> Passage proposé:
Intervention de Jérémie Iordanoff

Réunion du mercredi 27 mars 2024 à 9h00
Commission des lois constitutionnelles, de la législation et de l'administration générale de la république

Photo issue du site de l'Assemblée nationale ou de WikipediaJérémie Iordanoff, rapporteur :

Madame Bordes, dans un régime parlementaire, la légitimité du Premier ministre et du Gouvernement ne découle pas du chef de l'État, mais de l'Assemblée nationale – c'est le cas dans tout régime parlementaire. Le Président de la République dispose certes d'un pouvoir de nomination, mais cela n'implique pas qu'il décide de l'ensemble de la politique du Gouvernement, ni qu'il puisse contourner le Parlement. Allons au bout de la logique et supprimons le Parlement – ce sera plus simple.

Vous parlez d'obstruction ; en la matière, il existe aussi le vote bloqué et le temps législatif programmé. Je vous invite à relire l'article 47 et l'article 47-1 de la Constitution, qui préviennent tout risque de blocage en matière budgétaire.

Michel Debré, qui a grandement contribué à la rédaction de la Constitution, reconnaissait lui-même que le recours abusif au 49.3 rendrait le Gouvernement illégitime. Il faut revenir à l'esprit de la Constitution et abandonner la pratique actuelle.

Votre propos suggérant l'usage de l'article 11 m'a convaincu que si, par malheur, vous arriviez au Gouvernement, vous chercheriez à réformer la Constitution par ce biais. J'en suis extrêmement inquiet. La démocratie mérite mieux que cela.

Monsieur Léaument, depuis 1962, il y a une confusion dans l'esprit de nos concitoyens sur la question de savoir qui représente le peuple. En tant que défenseurs du régime parlementaire, nous considérons que la représentation nationale s'exprime par les députés, mais les Françaises et les Français envisagent l'élection présidentielle comme l'expression de la volonté générale. Certes, à cette occasion un homme est élu, mais sur un programme et, à l'époque où existaient deux modes de scrutin distincts, la légitimité allait à l'Assemblée nationale. Il faut corriger cette confusion, en redonnant au Parlement son plein pouvoir de contrôle de l'action du Gouvernement et en renvoyant le Président de la République à sa fonction d'arbitre, qui lui est assignée par l'article 5. Il n'est pas nécessaire, pour cela, de revenir sur le mode scrutin ; dans d'autres pays, comme l'Autriche ou le Portugal, le président est élu au suffrage universel direct sans pour autant occuper tout l'espace.

Au sujet de la distance entre le peuple et ses représentants, je vous invite tous à écouter ce que disent nos concitoyens en circonscription, lors de bilans de mandat ou après que le budget a été adopté à coup de 49.3, et à en tirer les conclusions qui s'imposent.

Monsieur Gosselin, je comprends qu'en tant que membre de votre formation politique, vous puissiez avoir la nostalgie de la Ve République originelle, mais la pratique des institutions a évolué, comme la lettre elle-même de la Constitution – elle a été modifiée à vingt-cinq reprises. La Constitution dont vous parlez est fantasmée. Quant à la stabilité, notre proposition ne la met pas en cause, puisque nous ne touchons pas au pouvoir de dissolution du Président de la République – celui-là même qui crée la stabilité. Par ailleurs, la Constitution contient de nombreux outils qui organisent un parlementarisme beaucoup trop rationalisé – un constitutionnaliste auditionné a même évoqué une « Constitution orthopédique » –, dans le cadre duquel les parlementaires sont trop contraints.

> Consignes:
1. Dans l'intervention de Jérémie Iordanoff, quels pays sont cités comme exemples où le président est élu au suffrage universel direct sans occuper tout l'espace ?
2. Reprenez l'intervention de Jérémie Iordanoff à la suite de sa dernière phrase et poursuivez-la.

> Données disponibles:
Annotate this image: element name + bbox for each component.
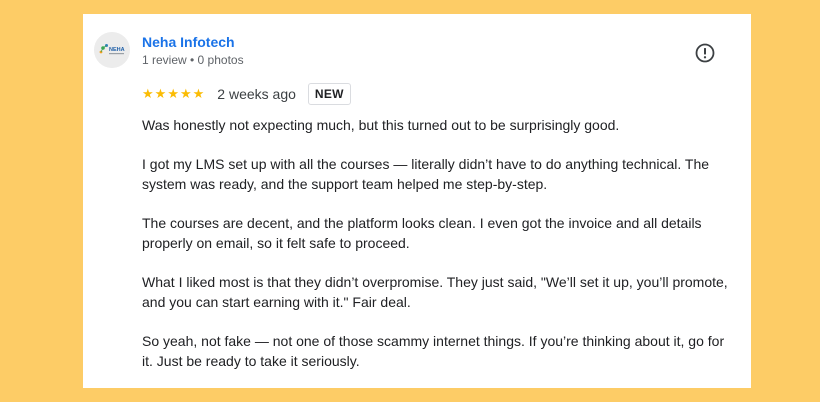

> Réponses par consigne:
1. L'Autriche et le Portugal.

2.
Monsieur Balanant, je ne partage pas votre défaitisme. Je pars du principe que cette proposition de loi peut, qu'elle doit être adoptée – ce serait salutaire. Le débat parlementaire n'est pas symbolique ; il est utile. Je vous rappelle que l'inscription dans la Constitution de la liberté garantie de recourir à l'IVG a débuté par une initiative parlementaire dans les deux chambres, avant d'être reprise dans un projet de loi constitutionnelle.

Monsieur Brun, le 49.1 et le 49.3 constituent effectivement des exceptions françaises. S'agissant du premier, nous proposons non pas un vote d'investiture, mais un vote de confiance, plus souple. Le vote d'investiture existe dans d'autres démocraties parlementaires et a même existé en France. Le débat à ce sujet n'est pas complètement absurde. S'agissant du 49.3, je vous invite à lire l'« Avis intérimaire sur l'article 49.3 de la Constitution » de la Commission européenne pour la démocratie par le droit, dite Commission de Venise, qui montre que, vu d'ailleurs, cet article un peu particulier constitue une véritable étrangeté.

La proposition de recours au référendum en cas de rejet sera discutée en séance, si j'ai bien compris.

Madame Poussier-Winsback, l'esprit de la Constitution du général de Gaulle ne se retrouve pas dans la pratique actuelle. Bien sûr, l'article 49, alinéa 2, rend possible le recours à la motion de censure, mais il n'a été utilisé qu'une seule fois dans l'histoire de la Ve République et aucune motion de censure n'a été adoptée dans le cadre du 49.3. En réalité, la motion de censure est impossible, il n'y a pas de contre-pouvoir réel.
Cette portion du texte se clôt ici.